** Text section follows **

What does belonging feel like? When Marina Uehara asks international students what makes them feel like they belong, they often speak of a person who made time to greet them, answer their questions, and get to know them.
What doesn’t help with belonging? Not surprisingly, most students cited bureaucratic processes and paperwork.
Marina and her coworkers in International Student and Scholar Services (ISSS) make it their mission to ensure students feel welcome. This includes helping them navigate the red tape that comes with crossing international borders to attend college.
Empathy rooted in personal experience
As ISSS’s director of student engagement, Marina connects students with the resources they need. She has planned educational events on topics such as how to survive Minnesota winters and how to use health insurance in the U.S. She supervises the University’s Culture Corps program, which helps international students develop leadership skills and connects them with project opportunities across the University.
A former international student herself, Marina brings a deep understanding of what students are going through. As an undergraduate at another institution, she witnessed how the school could’ve improved its treatment of international students after a distressing incident.

** End of Text section **

What you need to do:
Reproduce the full text about Marina Uehara and International Student and Scholar Services word for word. The records have no connection to the text about Marina Uehara.

** Given entries follows **

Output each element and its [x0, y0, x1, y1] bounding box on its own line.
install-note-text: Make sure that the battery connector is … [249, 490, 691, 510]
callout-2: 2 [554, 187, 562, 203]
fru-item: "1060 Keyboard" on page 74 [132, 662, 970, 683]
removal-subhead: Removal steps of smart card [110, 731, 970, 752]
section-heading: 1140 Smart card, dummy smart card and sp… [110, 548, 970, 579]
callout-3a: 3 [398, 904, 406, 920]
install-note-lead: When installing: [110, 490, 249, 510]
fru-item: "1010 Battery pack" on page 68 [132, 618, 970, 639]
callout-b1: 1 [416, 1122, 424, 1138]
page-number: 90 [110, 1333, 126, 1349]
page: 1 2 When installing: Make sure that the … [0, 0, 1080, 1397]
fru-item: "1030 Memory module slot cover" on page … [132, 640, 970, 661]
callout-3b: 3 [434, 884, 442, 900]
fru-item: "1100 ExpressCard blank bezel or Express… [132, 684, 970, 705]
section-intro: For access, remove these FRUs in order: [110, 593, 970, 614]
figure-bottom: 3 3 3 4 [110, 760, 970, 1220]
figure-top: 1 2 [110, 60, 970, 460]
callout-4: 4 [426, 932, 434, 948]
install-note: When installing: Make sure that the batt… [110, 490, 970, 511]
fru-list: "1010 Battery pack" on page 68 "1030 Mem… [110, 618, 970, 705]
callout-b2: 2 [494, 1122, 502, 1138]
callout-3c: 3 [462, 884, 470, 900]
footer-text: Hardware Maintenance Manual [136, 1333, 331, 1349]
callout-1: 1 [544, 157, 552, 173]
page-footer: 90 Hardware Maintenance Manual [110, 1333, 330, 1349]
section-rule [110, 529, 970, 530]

** End of Given entries **

Response area:
What does belonging feel like? When Marina Uehara asks international students what makes them feel like they belong, they often speak of a person who made time to greet them, answer their questions, and get to know them.
What doesn’t help with belonging? Not surprisingly, most students cited bureaucratic processes and paperwork.
Marina and her coworkers in International Student and Scholar Services (ISSS) make it their mission to ensure students feel welcome. This includes helping them navigate the red tape that comes with crossing international borders to attend college.
Empathy rooted in personal experience
As ISSS’s director of student engagement, Marina connects students with the resources they need. She has planned educational events on topics such as how to survive Minnesota winters and how to use health insurance in the U.S. She supervises the University’s Culture Corps program, which helps international students develop leadership skills and connects them with project opportunities across the University.
A former international student herself, Marina brings a deep understanding of what students are going through. As an undergraduate at another institution, she witnessed how the school could’ve improved its treatment of international students after a distressing incident.